## [Request]
Return each line that holds the word "date".
---- Listed entries
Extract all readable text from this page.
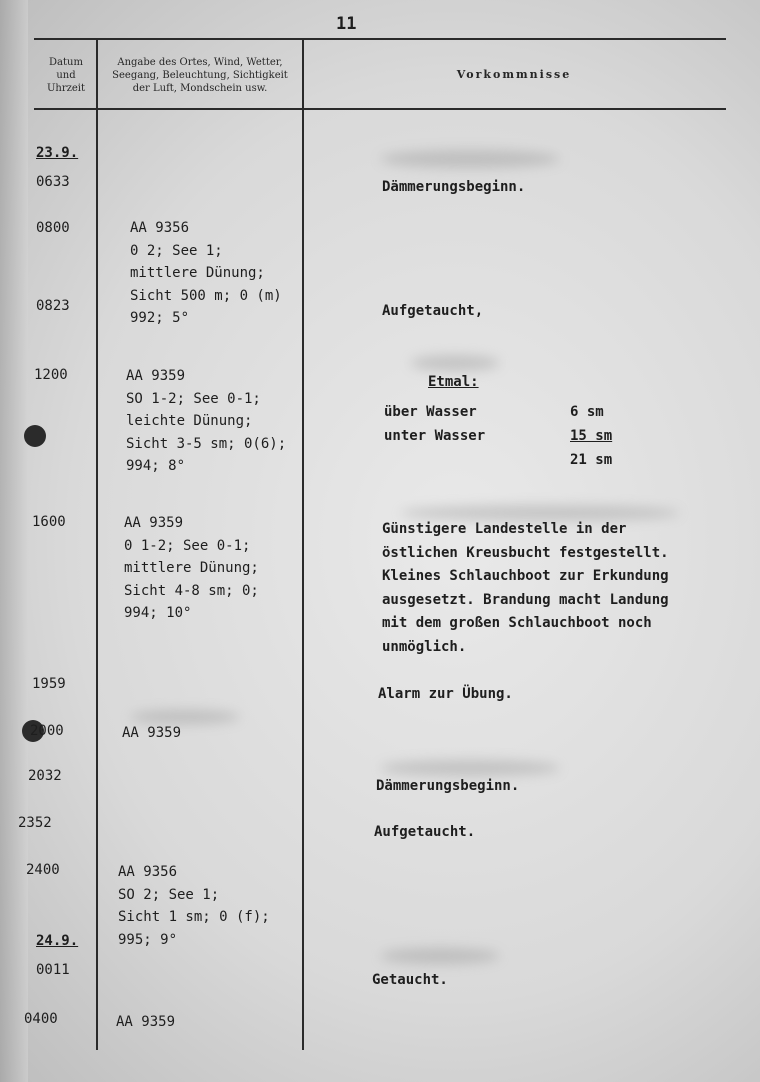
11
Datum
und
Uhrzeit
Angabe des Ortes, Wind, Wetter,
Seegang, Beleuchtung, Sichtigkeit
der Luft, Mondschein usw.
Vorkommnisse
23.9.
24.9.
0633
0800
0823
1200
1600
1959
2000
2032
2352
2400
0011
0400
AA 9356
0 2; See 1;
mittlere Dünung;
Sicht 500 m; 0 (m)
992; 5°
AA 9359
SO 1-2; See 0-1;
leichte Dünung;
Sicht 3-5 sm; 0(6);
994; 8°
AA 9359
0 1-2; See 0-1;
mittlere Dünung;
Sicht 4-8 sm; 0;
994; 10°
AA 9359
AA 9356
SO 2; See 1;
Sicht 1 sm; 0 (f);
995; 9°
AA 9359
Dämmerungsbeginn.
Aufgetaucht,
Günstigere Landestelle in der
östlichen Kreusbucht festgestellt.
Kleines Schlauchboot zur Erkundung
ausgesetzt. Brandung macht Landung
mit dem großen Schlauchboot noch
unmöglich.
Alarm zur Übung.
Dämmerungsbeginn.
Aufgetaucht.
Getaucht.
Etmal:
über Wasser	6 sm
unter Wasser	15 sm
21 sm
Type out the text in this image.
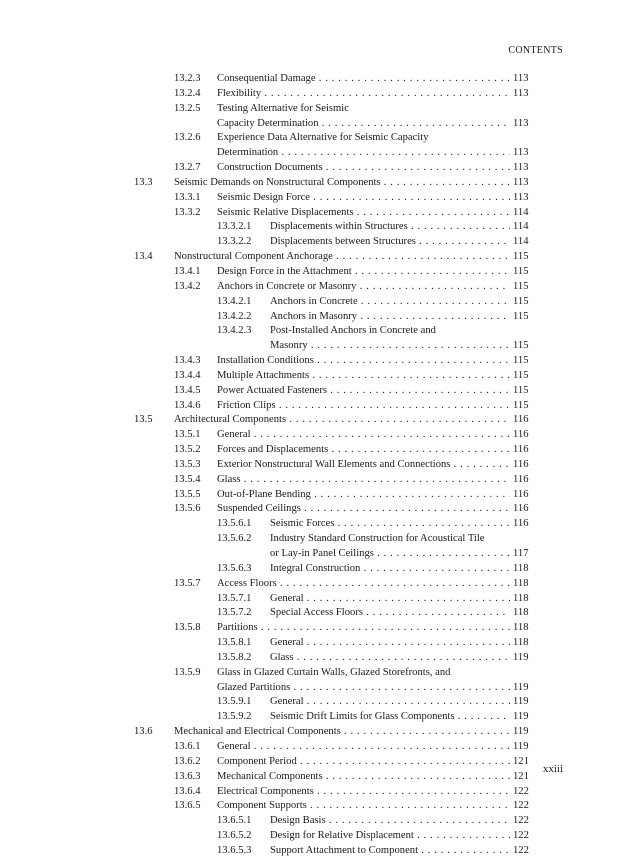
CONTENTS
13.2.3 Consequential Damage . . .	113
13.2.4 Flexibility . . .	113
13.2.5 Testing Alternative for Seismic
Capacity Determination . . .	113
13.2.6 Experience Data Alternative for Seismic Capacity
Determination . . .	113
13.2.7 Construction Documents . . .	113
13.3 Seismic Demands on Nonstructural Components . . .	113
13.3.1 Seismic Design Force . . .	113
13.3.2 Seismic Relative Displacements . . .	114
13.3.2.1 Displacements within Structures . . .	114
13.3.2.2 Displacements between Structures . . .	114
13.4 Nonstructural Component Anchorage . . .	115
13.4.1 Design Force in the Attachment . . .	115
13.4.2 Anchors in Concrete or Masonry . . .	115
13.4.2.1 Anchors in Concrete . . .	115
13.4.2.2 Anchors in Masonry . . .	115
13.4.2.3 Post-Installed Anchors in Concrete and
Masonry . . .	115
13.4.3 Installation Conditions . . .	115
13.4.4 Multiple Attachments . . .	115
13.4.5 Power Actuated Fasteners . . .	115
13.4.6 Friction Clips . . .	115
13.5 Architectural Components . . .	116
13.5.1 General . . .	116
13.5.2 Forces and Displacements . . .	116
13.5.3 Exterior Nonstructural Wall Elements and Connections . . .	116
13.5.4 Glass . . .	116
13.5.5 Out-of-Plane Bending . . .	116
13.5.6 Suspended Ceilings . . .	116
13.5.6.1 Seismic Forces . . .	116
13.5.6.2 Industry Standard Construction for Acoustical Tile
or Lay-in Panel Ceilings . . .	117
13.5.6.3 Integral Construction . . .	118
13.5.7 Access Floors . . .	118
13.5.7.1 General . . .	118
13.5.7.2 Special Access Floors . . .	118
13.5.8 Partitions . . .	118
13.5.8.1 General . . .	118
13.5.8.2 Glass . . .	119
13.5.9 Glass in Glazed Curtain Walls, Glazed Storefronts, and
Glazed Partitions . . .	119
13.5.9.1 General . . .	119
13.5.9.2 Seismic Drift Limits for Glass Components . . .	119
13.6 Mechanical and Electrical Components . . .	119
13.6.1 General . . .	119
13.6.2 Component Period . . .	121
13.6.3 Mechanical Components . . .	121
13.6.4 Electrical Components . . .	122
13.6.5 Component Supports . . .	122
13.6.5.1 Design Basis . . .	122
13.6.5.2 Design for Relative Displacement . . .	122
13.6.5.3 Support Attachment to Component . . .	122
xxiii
--------
---- Listed entries
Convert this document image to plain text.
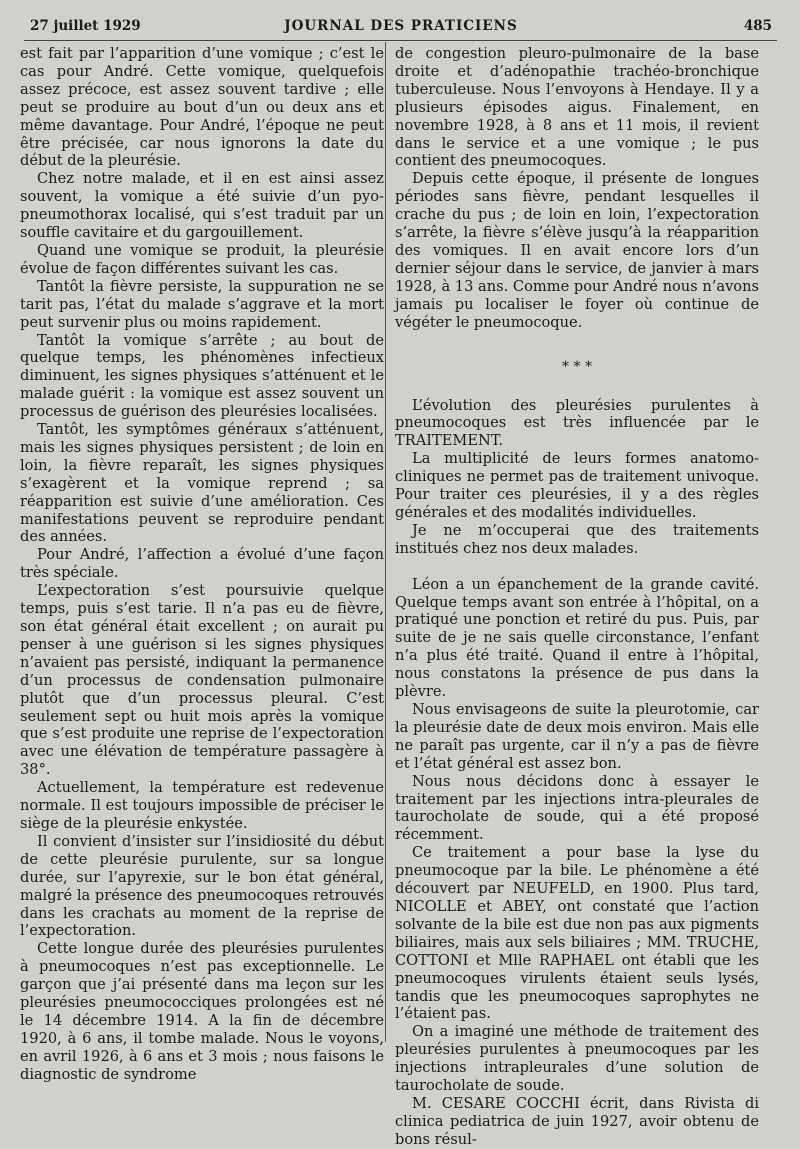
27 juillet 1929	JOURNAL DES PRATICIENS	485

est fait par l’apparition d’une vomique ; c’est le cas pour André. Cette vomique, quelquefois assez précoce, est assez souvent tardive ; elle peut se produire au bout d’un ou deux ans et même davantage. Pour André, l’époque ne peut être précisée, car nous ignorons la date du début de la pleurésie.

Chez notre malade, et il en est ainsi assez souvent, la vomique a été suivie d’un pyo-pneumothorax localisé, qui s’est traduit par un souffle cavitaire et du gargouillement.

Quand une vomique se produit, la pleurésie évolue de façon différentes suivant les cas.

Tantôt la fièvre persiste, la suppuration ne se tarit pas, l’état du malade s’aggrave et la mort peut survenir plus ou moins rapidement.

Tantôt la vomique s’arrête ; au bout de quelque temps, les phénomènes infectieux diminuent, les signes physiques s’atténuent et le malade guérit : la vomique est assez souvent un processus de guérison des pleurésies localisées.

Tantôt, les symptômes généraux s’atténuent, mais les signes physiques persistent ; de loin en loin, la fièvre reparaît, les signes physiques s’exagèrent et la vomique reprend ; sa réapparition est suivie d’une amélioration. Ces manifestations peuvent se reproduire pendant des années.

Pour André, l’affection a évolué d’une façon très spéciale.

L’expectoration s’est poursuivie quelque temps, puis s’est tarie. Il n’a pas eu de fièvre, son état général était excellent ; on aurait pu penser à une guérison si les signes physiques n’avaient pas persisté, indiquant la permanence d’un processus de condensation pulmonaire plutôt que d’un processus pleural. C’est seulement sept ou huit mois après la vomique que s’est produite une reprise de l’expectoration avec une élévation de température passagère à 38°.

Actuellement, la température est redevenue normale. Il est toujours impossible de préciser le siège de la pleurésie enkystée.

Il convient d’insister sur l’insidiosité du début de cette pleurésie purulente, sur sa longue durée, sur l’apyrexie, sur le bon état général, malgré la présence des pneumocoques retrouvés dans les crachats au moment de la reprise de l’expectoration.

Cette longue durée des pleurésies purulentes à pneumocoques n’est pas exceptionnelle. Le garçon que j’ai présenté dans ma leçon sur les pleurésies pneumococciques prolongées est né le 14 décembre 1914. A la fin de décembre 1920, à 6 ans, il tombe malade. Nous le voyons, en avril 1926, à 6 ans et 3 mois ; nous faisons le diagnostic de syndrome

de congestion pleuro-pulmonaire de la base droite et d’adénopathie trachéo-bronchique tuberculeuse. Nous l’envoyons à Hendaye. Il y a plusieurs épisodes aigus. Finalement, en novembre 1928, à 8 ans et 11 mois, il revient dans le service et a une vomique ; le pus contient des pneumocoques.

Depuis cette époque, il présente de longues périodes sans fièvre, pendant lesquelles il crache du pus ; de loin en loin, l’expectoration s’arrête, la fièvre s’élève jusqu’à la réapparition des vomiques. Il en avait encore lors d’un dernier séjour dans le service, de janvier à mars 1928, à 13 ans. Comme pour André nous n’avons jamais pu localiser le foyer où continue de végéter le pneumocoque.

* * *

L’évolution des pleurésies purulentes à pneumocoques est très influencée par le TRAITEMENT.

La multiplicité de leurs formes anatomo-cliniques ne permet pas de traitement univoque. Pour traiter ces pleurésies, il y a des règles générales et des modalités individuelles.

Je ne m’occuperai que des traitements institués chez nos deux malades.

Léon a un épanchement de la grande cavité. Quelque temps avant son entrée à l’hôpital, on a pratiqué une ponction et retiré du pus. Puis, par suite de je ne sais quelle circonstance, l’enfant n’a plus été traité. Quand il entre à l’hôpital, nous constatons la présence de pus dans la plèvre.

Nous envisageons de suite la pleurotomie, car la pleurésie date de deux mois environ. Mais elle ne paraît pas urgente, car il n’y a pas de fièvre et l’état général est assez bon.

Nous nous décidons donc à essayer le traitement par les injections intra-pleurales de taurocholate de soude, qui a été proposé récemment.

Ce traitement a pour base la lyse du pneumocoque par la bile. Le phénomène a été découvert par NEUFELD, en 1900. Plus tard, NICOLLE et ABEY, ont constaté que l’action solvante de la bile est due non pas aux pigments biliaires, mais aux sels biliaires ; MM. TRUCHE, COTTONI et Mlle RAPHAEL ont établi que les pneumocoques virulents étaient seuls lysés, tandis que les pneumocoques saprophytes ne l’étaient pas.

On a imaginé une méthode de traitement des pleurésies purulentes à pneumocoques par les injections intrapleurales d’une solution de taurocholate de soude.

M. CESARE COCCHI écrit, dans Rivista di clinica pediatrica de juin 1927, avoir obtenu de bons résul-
--------
## [Exercise answer]
est fait par l’apparition d’une vomique ; c’est le cas pour André. Cette vomique, quelquefois assez précoce, est assez souvent tardive ; elle peut se produire au bout d’un ou deux ans et même davantage. Pour André, l’époque ne peut être précisée, car nous ignorons la date du début de la pleurésie.
Nous envisageons de suite la pleurotomie, car la pleurésie date de deux mois environ. Mais elle ne paraît pas urgente, car il n’y a pas de fièvre et l’état général est assez bon.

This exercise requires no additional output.